-------- ТЕКСТОВЫЙ ФРАГМЕНТ
Не хочу идеализировать новый рубеж его биографии: шесть лет назад Фурман стал жителем Нью-Йорка. Читателям-эмигрантам, вряд ли, надо объяснять, что это такое – оторваться от «родной почвы» (а тебе, между тем, под шестьдесят); что это такое – вдруг превратиться в человека «без языка»…
Однако именно в эмигрантских публикациях Рудольфа Фурмана стал все резче проявляться сложный, притягивающий поэтический характер. (Упомяну для читателя книги Фурмана «Два знака жизни», 2000, «И этот век не мой…», 2004, «Человек дождя», 2008.)
Думаю о судьбе литератора в эмиграции. Но ведь это и одна из постоянных его тем? Так что послушаем самого Фурмана. И – не будем перебивать:
Вот и кончилась наша эпоха,
наше лучшее время прошло…
Не грусти – это даже не плохо,
что в Америку нас занесло.
----------------
→ **ПОРЯДОК ВЫПОЛНЕНИЯ**
Воспроизведите дословно отрывок из приведённого выше текста о Рудольфе Фурмане: от слов «Не хочу идеализировать» до слов «Америку нас занесло.».
-------- ИСХОДНЫЕ ДАННЫЕ
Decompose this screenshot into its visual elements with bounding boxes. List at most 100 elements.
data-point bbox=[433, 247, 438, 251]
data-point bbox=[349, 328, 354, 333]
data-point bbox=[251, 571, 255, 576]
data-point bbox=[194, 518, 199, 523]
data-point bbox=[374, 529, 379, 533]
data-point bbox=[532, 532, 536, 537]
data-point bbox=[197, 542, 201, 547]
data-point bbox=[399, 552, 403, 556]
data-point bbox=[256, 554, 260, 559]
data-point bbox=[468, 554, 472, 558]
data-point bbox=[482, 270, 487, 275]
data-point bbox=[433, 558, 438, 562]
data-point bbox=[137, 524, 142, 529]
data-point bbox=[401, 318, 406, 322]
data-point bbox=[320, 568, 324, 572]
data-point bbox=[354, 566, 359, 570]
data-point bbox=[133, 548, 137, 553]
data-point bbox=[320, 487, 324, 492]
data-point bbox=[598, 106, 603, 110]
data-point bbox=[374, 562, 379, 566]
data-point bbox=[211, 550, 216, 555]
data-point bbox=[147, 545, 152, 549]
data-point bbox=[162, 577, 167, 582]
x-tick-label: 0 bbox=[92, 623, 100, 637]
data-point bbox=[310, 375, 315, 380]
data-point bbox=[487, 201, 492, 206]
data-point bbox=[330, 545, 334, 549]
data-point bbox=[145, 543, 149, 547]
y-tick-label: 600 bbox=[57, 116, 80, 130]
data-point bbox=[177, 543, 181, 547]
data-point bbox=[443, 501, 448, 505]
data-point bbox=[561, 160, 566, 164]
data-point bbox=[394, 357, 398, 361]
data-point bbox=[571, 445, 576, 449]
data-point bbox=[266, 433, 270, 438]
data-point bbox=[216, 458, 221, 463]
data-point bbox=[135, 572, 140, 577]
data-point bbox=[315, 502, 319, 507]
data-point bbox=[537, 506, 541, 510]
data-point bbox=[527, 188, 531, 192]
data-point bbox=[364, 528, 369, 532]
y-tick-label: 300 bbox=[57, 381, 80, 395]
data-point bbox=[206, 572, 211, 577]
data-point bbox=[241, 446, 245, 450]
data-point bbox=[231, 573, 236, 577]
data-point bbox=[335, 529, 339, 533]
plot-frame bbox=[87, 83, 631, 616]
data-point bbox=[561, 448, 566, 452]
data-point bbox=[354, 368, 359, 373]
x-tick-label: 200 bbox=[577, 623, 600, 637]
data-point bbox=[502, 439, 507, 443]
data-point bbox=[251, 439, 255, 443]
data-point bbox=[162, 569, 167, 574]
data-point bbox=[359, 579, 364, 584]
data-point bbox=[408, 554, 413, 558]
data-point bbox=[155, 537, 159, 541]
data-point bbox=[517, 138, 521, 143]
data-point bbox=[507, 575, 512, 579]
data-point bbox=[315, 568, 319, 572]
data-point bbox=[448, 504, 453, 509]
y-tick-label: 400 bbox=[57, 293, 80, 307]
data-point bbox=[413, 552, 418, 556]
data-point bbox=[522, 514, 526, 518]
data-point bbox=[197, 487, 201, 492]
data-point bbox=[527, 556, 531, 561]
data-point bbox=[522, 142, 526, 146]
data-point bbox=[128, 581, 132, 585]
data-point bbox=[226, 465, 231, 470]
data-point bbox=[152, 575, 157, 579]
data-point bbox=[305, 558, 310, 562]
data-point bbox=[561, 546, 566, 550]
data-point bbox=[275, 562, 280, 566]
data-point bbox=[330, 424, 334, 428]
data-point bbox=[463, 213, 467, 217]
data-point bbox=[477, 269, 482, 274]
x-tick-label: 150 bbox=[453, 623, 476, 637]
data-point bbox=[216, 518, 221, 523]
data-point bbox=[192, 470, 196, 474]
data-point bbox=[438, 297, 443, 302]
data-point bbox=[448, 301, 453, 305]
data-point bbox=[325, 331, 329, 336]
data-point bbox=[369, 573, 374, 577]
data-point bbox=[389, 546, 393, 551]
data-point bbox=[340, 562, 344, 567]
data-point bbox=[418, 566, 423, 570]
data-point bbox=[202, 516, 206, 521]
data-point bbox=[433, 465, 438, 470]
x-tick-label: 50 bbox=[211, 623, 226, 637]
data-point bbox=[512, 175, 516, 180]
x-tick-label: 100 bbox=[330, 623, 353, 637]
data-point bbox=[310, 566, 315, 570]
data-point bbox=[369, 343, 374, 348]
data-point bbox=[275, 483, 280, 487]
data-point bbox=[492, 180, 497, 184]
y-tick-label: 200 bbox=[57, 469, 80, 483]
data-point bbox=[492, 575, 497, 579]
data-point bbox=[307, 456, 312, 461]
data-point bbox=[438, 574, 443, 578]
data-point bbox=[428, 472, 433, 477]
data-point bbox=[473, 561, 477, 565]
----------------
→ **ПОЛНОЕ РЕШЕНИЕ**
Не хочу идеализировать новый рубеж его биографии: шесть лет назад Фурман стал жителем Нью-Йорка. Читателям-эмигрантам, вряд ли, надо объяснять, что это такое – оторваться от «родной почвы» (а тебе, между тем, под шестьдесят); что это такое – вдруг превратиться в человека «без языка»…
Однако именно в эмигрантских публикациях Рудольфа Фурмана стал все резче проявляться сложный, притягивающий поэтический характер. (Упомяну для читателя книги Фурмана «Два знака жизни», 2000, «И этот век не мой…», 2004, «Человек дождя», 2008.)
Думаю о судьбе литератора в эмиграции. Но ведь это и одна из постоянных его тем? Так что послушаем самого Фурмана. И – не будем перебивать:
Вот и кончилась наша эпоха,
наше лучшее время прошло…
Не грусти – это даже не плохо,
что в Америку нас занесло.